**Exercise requirements**
Identify the lines holding "language" and copy them.

**Record excerpts**

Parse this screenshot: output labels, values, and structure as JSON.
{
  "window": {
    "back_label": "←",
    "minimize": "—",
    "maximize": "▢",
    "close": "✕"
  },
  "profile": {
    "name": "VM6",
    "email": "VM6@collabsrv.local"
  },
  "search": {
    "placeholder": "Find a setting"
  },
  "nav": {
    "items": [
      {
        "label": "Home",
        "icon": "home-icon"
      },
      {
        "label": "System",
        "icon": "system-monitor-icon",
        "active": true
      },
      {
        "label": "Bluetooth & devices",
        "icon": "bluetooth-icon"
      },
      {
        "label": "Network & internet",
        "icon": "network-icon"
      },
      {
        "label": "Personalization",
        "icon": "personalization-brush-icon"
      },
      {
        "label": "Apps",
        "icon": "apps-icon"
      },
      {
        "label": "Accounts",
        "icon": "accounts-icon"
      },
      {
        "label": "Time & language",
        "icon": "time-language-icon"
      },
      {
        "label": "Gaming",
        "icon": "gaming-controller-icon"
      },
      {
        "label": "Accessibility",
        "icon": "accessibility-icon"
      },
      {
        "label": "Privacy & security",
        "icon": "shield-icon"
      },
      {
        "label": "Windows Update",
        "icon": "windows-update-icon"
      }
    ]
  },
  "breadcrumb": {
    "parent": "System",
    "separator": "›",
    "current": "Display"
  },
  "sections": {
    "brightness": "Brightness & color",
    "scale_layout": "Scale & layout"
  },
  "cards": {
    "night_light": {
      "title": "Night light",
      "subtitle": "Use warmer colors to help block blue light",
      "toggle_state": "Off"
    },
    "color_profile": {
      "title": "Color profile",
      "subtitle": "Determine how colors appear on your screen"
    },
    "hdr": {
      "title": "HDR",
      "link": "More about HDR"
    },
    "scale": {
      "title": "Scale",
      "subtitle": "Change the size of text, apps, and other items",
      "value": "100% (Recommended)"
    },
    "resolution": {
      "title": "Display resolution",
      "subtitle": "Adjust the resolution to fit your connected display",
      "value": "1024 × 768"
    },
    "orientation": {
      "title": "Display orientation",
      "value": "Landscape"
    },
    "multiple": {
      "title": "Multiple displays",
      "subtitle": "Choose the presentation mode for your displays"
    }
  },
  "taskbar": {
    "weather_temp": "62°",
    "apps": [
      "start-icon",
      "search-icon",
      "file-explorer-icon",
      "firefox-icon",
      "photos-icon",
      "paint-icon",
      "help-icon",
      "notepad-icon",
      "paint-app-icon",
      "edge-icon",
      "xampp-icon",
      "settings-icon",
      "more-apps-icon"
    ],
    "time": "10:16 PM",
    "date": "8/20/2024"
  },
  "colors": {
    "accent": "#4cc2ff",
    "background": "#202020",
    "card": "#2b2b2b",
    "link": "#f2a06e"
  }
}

**Expected output**
        "label": "Time & language",
        "icon": "time-language-icon"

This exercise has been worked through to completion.